Task to carry out: Separate out the lines that hold "Gizi".

═════ Source material

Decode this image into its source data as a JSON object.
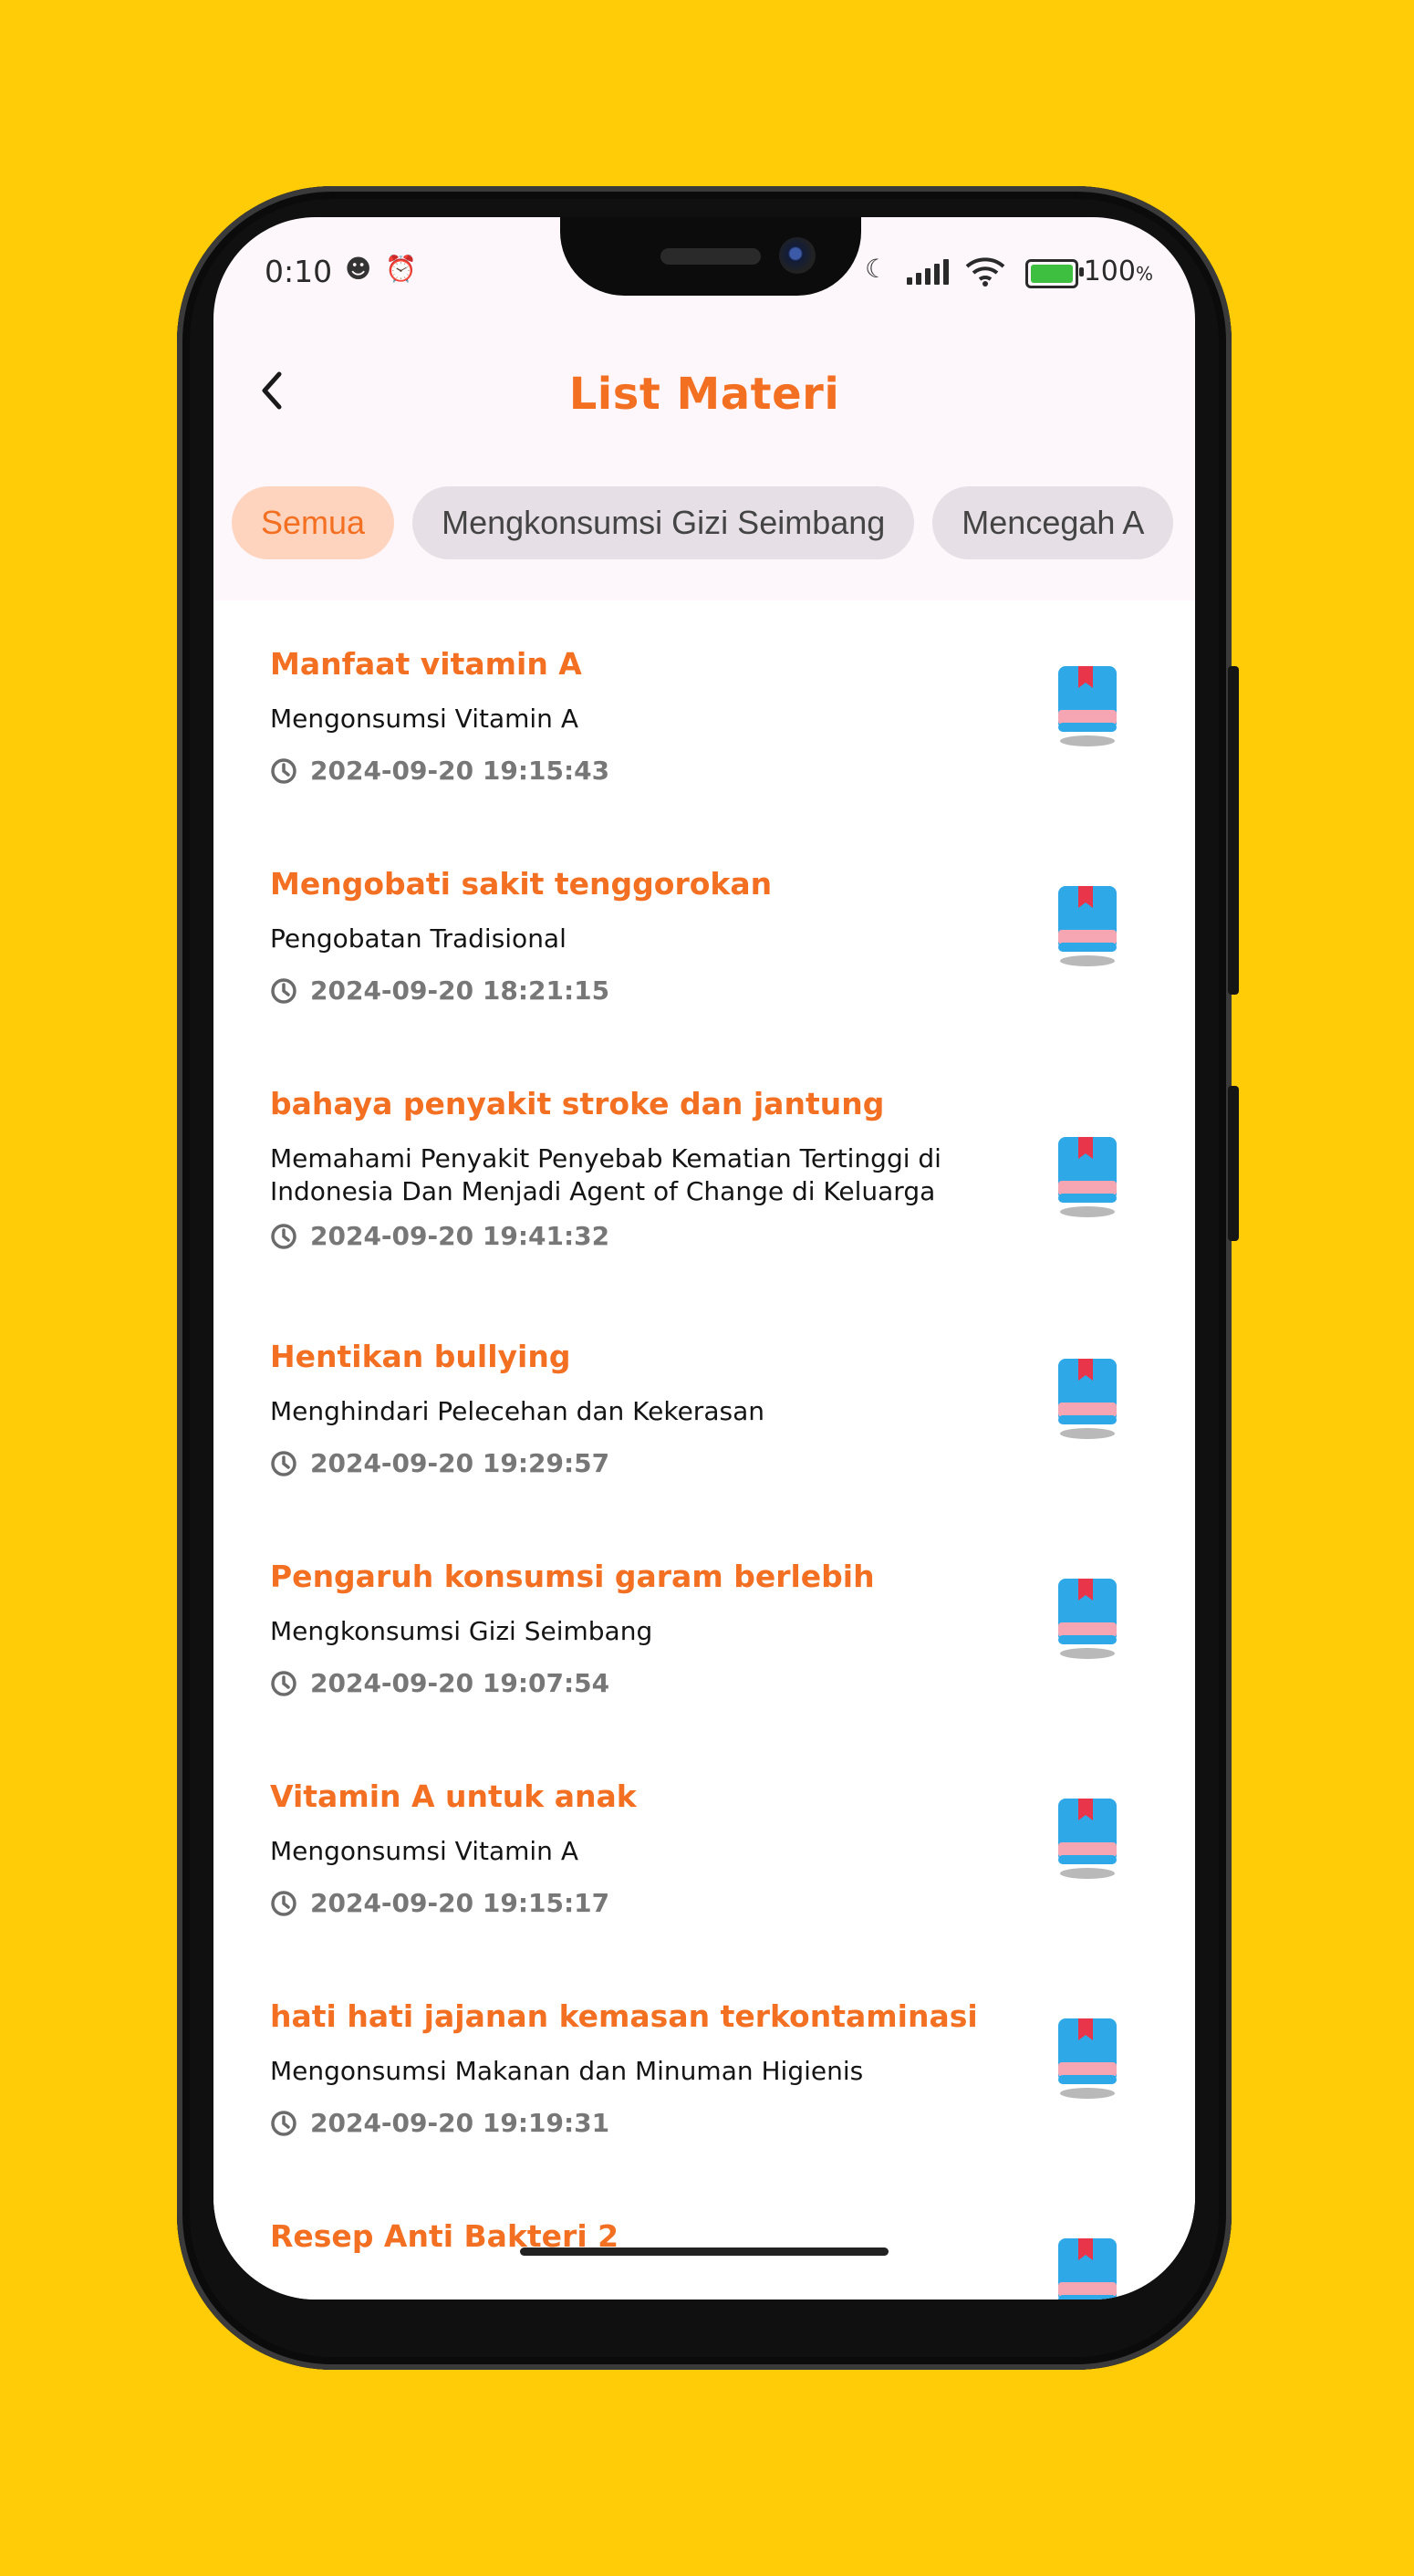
{
  "status_bar": {
    "time": "0:10",
    "battery_percent": "100",
    "battery_unit": "%",
    "icons": [
      "notification-icon",
      "alarm-icon",
      "moon-icon",
      "signal-icon",
      "wifi-icon",
      "battery-icon"
    ]
  },
  "header": {
    "title": "List Materi",
    "back_icon": "chevron-left-icon"
  },
  "filters": {
    "chips": [
      {
        "label": "Semua",
        "active": true
      },
      {
        "label": "Mengkonsumsi Gizi Seimbang",
        "active": false
      },
      {
        "label": "Mencegah A",
        "active": false
      }
    ]
  },
  "materials": [
    {
      "title": "Manfaat vitamin A",
      "category": "Mengonsumsi Vitamin A",
      "date": "2024-09-20 19:15:43"
    },
    {
      "title": "Mengobati sakit tenggorokan",
      "category": "Pengobatan Tradisional",
      "date": "2024-09-20 18:21:15"
    },
    {
      "title": "bahaya penyakit stroke dan jantung",
      "category": "Memahami Penyakit Penyebab Kematian Tertinggi di Indonesia Dan Menjadi Agent of Change di Keluarga",
      "date": "2024-09-20 19:41:32"
    },
    {
      "title": "Hentikan bullying",
      "category": "Menghindari Pelecehan dan Kekerasan",
      "date": "2024-09-20 19:29:57"
    },
    {
      "title": "Pengaruh konsumsi garam berlebih",
      "category": "Mengkonsumsi Gizi Seimbang",
      "date": "2024-09-20 19:07:54"
    },
    {
      "title": "Vitamin A untuk anak",
      "category": "Mengonsumsi Vitamin A",
      "date": "2024-09-20 19:15:17"
    },
    {
      "title": "hati hati jajanan kemasan terkontaminasi",
      "category": "Mengonsumsi Makanan dan Minuman Higienis",
      "date": "2024-09-20 19:19:31"
    },
    {
      "title": "Resep Anti Bakteri 2",
      "category": "",
      "date": ""
    }
  ],
  "colors": {
    "background": "#FFCC07",
    "accent": "#F36F21",
    "chip_active_bg": "#FFD4BE",
    "chip_bg": "#E6E0E6",
    "book_blue": "#2FA8E8",
    "book_pink": "#F6A6B2",
    "bookmark_red": "#E8354A"
  }
}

══════════

Output for this exercise:
        "label": "Mengkonsumsi Gizi Seimbang",
      "category": "Mengkonsumsi Gizi Seimbang",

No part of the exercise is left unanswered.